● DATA TO PROCESS
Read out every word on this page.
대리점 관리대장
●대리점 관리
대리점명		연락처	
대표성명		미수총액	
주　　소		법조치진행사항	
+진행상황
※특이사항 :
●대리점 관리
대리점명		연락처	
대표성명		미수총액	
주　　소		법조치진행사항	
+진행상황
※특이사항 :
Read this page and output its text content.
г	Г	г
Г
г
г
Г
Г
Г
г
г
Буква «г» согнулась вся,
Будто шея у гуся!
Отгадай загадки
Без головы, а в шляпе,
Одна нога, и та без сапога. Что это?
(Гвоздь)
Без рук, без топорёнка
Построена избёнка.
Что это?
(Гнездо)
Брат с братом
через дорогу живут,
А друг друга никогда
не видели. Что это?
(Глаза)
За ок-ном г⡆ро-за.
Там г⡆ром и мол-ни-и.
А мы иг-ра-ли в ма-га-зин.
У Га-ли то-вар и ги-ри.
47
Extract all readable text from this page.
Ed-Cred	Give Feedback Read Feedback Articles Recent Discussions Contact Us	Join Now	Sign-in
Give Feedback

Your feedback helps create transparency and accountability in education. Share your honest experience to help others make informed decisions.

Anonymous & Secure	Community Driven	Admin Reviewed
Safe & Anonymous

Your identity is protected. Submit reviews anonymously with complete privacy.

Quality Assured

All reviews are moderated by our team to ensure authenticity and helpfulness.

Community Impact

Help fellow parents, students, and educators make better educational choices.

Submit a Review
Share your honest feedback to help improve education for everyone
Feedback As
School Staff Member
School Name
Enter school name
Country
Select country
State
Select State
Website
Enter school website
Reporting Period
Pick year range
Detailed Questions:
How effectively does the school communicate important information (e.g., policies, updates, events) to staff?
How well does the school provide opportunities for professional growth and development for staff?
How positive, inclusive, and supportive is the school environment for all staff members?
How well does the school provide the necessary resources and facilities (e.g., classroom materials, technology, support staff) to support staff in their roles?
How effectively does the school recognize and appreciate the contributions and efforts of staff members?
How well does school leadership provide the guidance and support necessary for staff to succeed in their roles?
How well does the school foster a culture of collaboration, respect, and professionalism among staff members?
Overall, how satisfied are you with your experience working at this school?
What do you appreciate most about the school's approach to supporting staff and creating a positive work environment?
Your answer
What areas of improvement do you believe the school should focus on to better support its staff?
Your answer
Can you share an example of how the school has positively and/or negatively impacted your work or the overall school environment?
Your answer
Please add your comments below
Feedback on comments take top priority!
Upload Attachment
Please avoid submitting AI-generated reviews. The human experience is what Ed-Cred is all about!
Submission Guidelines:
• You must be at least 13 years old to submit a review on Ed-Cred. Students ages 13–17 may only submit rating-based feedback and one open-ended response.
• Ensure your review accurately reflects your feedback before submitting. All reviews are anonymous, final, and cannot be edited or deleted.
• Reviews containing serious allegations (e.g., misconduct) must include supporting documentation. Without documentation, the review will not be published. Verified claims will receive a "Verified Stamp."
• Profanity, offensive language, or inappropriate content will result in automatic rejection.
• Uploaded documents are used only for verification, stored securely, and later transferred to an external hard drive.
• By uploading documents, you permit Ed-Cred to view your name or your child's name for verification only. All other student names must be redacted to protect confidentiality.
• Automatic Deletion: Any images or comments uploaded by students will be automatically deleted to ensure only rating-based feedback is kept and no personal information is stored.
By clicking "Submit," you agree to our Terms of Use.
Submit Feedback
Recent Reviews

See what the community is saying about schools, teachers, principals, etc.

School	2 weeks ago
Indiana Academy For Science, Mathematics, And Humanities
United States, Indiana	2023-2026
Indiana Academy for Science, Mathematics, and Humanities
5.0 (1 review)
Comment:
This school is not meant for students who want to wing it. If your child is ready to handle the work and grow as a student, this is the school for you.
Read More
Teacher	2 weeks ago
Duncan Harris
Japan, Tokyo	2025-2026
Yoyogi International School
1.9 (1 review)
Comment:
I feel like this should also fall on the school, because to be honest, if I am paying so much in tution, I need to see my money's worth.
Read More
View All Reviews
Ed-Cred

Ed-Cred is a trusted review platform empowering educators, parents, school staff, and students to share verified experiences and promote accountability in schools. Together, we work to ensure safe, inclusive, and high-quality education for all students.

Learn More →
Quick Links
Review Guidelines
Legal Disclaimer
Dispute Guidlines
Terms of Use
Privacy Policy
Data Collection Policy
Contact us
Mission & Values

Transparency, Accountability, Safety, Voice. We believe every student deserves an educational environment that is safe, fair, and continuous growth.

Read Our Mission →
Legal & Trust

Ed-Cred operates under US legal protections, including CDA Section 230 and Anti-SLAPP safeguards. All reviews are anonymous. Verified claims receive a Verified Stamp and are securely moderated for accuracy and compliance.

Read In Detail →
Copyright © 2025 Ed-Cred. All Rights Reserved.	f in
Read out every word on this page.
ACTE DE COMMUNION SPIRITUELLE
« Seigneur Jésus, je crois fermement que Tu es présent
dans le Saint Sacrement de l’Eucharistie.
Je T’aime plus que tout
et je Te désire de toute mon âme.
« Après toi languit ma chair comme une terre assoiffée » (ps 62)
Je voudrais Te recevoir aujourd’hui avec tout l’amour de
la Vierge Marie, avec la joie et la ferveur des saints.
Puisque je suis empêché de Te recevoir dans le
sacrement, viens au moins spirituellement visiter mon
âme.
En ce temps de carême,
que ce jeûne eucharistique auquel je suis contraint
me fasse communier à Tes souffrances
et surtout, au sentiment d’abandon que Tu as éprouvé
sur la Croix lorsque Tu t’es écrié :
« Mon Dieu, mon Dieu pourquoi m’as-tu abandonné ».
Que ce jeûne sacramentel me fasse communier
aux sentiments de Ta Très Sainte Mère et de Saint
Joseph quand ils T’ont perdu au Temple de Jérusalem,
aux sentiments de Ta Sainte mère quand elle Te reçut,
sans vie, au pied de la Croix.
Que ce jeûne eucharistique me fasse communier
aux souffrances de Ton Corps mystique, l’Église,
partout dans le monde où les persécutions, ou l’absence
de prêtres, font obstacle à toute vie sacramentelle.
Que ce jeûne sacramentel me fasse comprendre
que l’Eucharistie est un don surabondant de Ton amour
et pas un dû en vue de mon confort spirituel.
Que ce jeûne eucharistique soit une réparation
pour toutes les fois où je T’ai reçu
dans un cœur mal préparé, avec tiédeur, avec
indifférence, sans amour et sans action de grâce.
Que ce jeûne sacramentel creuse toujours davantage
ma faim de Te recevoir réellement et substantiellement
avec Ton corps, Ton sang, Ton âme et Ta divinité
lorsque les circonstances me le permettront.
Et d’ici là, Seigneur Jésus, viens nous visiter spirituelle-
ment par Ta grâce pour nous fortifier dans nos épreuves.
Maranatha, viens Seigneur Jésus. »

● YOUR TASK
Repeat each entry word for word.

● FINAL ANSWER
Read out every word on this page.
대리점 관리대장
●대리점 관리
대리점명		연락처	
대표성명		미수총액	
주　　소		법조치진행사항	
+진행상황
※특이사항 :
●대리점 관리
대리점명		연락처	
대표성명		미수총액	
주　　소		법조치진행사항	
+진행상황
※특이사항 :
Read this page and output its text content.
г	Г	г
Г
г
г
Г
Г
Г
г
г
Буква «г» согнулась вся,
Будто шея у гуся!
Отгадай загадки
Без головы, а в шляпе,
Одна нога, и та без сапога. Что это?
(Гвоздь)
Без рук, без топорёнка
Построена избёнка.
Что это?
(Гнездо)
Брат с братом
через дорогу живут,
А друг друга никогда
не видели. Что это?
(Глаза)
За ок-ном г⡆ро-за.
Там г⡆ром и мол-ни-и.
А мы иг-ра-ли в ма-га-зин.
У Га-ли то-вар и ги-ри.
47
Extract all readable text from this page.
Ed-Cred	Give Feedback Read Feedback Articles Recent Discussions Contact Us	Join Now	Sign-in
Give Feedback

Your feedback helps create transparency and accountability in education. Share your honest experience to help others make informed decisions.

Anonymous & Secure	Community Driven	Admin Reviewed
Safe & Anonymous

Your identity is protected. Submit reviews anonymously with complete privacy.

Quality Assured

All reviews are moderated by our team to ensure authenticity and helpfulness.

Community Impact

Help fellow parents, students, and educators make better educational choices.

Submit a Review
Share your honest feedback to help improve education for everyone
Feedback As
School Staff Member
School Name
Enter school name
Country
Select country
State
Select State
Website
Enter school website
Reporting Period
Pick year range
Detailed Questions:
How effectively does the school communicate important information (e.g., policies, updates, events) to staff?
How well does the school provide opportunities for professional growth and development for staff?
How positive, inclusive, and supportive is the school environment for all staff members?
How well does the school provide the necessary resources and facilities (e.g., classroom materials, technology, support staff) to support staff in their roles?
How effectively does the school recognize and appreciate the contributions and efforts of staff members?
How well does school leadership provide the guidance and support necessary for staff to succeed in their roles?
How well does the school foster a culture of collaboration, respect, and professionalism among staff members?
Overall, how satisfied are you with your experience working at this school?
What do you appreciate most about the school's approach to supporting staff and creating a positive work environment?
Your answer
What areas of improvement do you believe the school should focus on to better support its staff?
Your answer
Can you share an example of how the school has positively and/or negatively impacted your work or the overall school environment?
Your answer
Please add your comments below
Feedback on comments take top priority!
Upload Attachment
Please avoid submitting AI-generated reviews. The human experience is what Ed-Cred is all about!
Submission Guidelines:
• You must be at least 13 years old to submit a review on Ed-Cred. Students ages 13–17 may only submit rating-based feedback and one open-ended response.
• Ensure your review accurately reflects your feedback before submitting. All reviews are anonymous, final, and cannot be edited or deleted.
• Reviews containing serious allegations (e.g., misconduct) must include supporting documentation. Without documentation, the review will not be published. Verified claims will receive a "Verified Stamp."
• Profanity, offensive language, or inappropriate content will result in automatic rejection.
• Uploaded documents are used only for verification, stored securely, and later transferred to an external hard drive.
• By uploading documents, you permit Ed-Cred to view your name or your child's name for verification only. All other student names must be redacted to protect confidentiality.
• Automatic Deletion: Any images or comments uploaded by students will be automatically deleted to ensure only rating-based feedback is kept and no personal information is stored.
By clicking "Submit," you agree to our Terms of Use.
Submit Feedback
Recent Reviews

See what the community is saying about schools, teachers, principals, etc.

School	2 weeks ago
Indiana Academy For Science, Mathematics, And Humanities
United States, Indiana	2023-2026
Indiana Academy for Science, Mathematics, and Humanities
5.0 (1 review)
Comment:
This school is not meant for students who want to wing it. If your child is ready to handle the work and grow as a student, this is the school for you.
Read More
Teacher	2 weeks ago
Duncan Harris
Japan, Tokyo	2025-2026
Yoyogi International School
1.9 (1 review)
Comment:
I feel like this should also fall on the school, because to be honest, if I am paying so much in tution, I need to see my money's worth.
Read More
View All Reviews
Ed-Cred

Ed-Cred is a trusted review platform empowering educators, parents, school staff, and students to share verified experiences and promote accountability in schools. Together, we work to ensure safe, inclusive, and high-quality education for all students.

Learn More →
Quick Links
Review Guidelines
Legal Disclaimer
Dispute Guidlines
Terms of Use
Privacy Policy
Data Collection Policy
Contact us
Mission & Values

Transparency, Accountability, Safety, Voice. We believe every student deserves an educational environment that is safe, fair, and continuous growth.

Read Our Mission →
Legal & Trust

Ed-Cred operates under US legal protections, including CDA Section 230 and Anti-SLAPP safeguards. All reviews are anonymous. Verified claims receive a Verified Stamp and are securely moderated for accuracy and compliance.

Read In Detail →
Copyright © 2025 Ed-Cred. All Rights Reserved.	f in
Read out every word on this page.
ACTE DE COMMUNION SPIRITUELLE
« Seigneur Jésus, je crois fermement que Tu es présent
dans le Saint Sacrement de l’Eucharistie.
Je T’aime plus que tout
et je Te désire de toute mon âme.
« Après toi languit ma chair comme une terre assoiffée » (ps 62)
Je voudrais Te recevoir aujourd’hui avec tout l’amour de
la Vierge Marie, avec la joie et la ferveur des saints.
Puisque je suis empêché de Te recevoir dans le
sacrement, viens au moins spirituellement visiter mon
âme.
En ce temps de carême,
que ce jeûne eucharistique auquel je suis contraint
me fasse communier à Tes souffrances
et surtout, au sentiment d’abandon que Tu as éprouvé
sur la Croix lorsque Tu t’es écrié :
« Mon Dieu, mon Dieu pourquoi m’as-tu abandonné ».
Que ce jeûne sacramentel me fasse communier
aux sentiments de Ta Très Sainte Mère et de Saint
Joseph quand ils T’ont perdu au Temple de Jérusalem,
aux sentiments de Ta Sainte mère quand elle Te reçut,
sans vie, au pied de la Croix.
Que ce jeûne eucharistique me fasse communier
aux souffrances de Ton Corps mystique, l’Église,
partout dans le monde où les persécutions, ou l’absence
de prêtres, font obstacle à toute vie sacramentelle.
Que ce jeûne sacramentel me fasse comprendre
que l’Eucharistie est un don surabondant de Ton amour
et pas un dû en vue de mon confort spirituel.
Que ce jeûne eucharistique soit une réparation
pour toutes les fois où je T’ai reçu
dans un cœur mal préparé, avec tiédeur, avec
indifférence, sans amour et sans action de grâce.
Que ce jeûne sacramentel creuse toujours davantage
ma faim de Te recevoir réellement et substantiellement
avec Ton corps, Ton sang, Ton âme et Ta divinité
lorsque les circonstances me le permettront.
Et d’ici là, Seigneur Jésus, viens nous visiter spirituelle-
ment par Ta grâce pour nous fortifier dans nos épreuves.
Maranatha, viens Seigneur Jésus. »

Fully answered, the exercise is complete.